Task data start

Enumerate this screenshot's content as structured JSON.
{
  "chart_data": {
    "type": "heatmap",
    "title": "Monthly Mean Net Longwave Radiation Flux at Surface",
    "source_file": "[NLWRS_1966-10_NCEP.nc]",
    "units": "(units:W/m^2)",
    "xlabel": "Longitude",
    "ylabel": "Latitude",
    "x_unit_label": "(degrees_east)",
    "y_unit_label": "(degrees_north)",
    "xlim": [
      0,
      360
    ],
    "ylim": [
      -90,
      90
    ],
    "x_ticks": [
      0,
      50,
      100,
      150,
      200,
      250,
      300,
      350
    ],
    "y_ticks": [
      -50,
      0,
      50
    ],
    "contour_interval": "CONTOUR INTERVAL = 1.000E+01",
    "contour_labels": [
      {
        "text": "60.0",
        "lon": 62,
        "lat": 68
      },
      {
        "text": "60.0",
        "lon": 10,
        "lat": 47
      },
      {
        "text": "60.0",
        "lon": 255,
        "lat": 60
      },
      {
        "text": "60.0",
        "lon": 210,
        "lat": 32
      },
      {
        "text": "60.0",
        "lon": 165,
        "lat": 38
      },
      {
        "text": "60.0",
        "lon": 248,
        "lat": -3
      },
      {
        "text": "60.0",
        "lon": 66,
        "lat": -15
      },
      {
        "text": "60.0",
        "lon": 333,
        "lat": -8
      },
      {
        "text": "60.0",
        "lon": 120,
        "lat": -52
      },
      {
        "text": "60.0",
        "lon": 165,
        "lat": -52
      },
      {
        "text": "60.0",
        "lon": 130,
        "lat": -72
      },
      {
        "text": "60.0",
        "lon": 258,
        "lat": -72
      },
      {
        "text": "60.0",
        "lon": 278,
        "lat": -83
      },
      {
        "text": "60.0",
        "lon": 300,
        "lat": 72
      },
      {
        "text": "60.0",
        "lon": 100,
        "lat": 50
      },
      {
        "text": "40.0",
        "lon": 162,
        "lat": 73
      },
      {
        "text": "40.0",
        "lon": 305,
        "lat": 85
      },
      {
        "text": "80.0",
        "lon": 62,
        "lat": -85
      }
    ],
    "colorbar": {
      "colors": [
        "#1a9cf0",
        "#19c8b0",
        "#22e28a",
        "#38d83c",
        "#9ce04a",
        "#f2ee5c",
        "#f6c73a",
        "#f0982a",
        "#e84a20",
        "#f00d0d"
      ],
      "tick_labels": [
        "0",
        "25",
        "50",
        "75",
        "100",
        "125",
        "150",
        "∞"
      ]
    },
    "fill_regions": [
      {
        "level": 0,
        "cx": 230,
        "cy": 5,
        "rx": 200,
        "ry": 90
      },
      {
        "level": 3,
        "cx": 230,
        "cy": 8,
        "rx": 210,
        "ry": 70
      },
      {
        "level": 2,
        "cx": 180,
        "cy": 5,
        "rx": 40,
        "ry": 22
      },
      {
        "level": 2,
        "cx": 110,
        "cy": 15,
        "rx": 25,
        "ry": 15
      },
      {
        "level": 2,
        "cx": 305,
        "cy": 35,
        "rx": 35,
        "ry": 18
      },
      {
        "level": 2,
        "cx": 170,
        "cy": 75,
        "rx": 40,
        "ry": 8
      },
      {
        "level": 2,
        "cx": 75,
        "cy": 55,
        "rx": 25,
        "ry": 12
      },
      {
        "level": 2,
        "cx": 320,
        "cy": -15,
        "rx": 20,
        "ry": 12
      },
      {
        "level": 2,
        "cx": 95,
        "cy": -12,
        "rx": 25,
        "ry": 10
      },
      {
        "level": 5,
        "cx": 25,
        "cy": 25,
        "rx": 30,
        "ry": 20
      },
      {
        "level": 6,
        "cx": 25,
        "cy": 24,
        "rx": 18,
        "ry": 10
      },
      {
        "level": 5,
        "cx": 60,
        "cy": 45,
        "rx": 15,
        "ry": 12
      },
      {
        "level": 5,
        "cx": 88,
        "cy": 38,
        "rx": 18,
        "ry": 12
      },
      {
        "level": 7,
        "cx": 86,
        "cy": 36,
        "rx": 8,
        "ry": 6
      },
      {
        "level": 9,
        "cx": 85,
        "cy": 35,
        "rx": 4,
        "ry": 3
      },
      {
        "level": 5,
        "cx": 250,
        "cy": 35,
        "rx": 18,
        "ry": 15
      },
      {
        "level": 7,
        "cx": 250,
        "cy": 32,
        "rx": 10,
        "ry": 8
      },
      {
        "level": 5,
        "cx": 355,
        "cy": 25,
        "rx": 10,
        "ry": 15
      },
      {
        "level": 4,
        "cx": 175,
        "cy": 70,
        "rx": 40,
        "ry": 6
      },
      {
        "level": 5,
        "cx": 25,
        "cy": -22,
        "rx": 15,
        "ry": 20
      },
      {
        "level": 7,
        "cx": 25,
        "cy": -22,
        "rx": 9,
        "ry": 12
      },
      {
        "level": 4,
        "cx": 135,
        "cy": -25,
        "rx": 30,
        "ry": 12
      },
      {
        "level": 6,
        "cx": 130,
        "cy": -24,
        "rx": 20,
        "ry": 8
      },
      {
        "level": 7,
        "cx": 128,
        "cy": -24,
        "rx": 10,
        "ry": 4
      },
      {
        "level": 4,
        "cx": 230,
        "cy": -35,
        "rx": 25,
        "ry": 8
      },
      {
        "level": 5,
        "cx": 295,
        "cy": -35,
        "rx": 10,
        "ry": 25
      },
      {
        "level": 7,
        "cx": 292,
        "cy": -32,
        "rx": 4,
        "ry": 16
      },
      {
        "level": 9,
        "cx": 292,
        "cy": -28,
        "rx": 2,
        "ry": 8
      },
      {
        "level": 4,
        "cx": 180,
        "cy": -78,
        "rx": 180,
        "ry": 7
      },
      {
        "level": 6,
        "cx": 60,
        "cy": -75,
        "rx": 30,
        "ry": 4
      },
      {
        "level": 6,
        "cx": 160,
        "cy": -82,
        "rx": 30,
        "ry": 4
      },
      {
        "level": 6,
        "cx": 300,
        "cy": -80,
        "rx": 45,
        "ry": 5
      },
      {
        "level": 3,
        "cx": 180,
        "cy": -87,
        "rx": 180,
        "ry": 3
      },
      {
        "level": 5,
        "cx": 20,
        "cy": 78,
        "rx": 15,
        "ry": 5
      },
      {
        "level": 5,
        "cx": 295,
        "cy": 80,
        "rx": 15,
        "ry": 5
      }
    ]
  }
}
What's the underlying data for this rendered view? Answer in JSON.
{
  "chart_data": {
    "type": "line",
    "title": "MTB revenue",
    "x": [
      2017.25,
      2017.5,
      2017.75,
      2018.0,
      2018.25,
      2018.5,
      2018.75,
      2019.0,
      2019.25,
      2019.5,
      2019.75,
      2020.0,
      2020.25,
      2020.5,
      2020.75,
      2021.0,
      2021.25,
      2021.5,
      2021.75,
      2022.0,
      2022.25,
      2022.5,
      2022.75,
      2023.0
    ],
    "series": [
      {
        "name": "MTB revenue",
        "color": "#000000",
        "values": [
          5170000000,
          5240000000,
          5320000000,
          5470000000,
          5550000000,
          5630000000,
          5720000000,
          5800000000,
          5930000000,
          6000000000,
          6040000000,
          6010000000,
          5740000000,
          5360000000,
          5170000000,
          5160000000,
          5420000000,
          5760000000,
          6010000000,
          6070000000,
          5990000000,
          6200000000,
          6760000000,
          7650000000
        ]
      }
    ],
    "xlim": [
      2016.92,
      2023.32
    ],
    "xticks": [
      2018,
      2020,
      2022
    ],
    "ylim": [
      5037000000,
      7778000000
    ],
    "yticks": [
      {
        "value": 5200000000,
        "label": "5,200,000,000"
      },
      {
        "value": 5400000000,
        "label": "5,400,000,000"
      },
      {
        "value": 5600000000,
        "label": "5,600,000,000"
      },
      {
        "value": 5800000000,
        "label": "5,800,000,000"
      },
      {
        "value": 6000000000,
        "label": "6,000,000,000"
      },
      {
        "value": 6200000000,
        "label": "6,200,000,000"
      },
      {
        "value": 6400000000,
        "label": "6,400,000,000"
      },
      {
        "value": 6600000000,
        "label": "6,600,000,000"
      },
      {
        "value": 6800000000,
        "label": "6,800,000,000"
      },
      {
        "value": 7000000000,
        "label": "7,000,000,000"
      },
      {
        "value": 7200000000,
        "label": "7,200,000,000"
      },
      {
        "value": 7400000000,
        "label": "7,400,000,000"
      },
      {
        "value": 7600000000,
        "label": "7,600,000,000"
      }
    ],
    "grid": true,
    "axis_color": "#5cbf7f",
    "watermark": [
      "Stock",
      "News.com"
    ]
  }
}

Task data end

:: What you have to do ::
Where a line in the material contains "JSON", copy that line.

:: Output for this exercise ::
Enumerate this screenshot's content as structured JSON.
What's the underlying data for this rendered view? Answer in JSON.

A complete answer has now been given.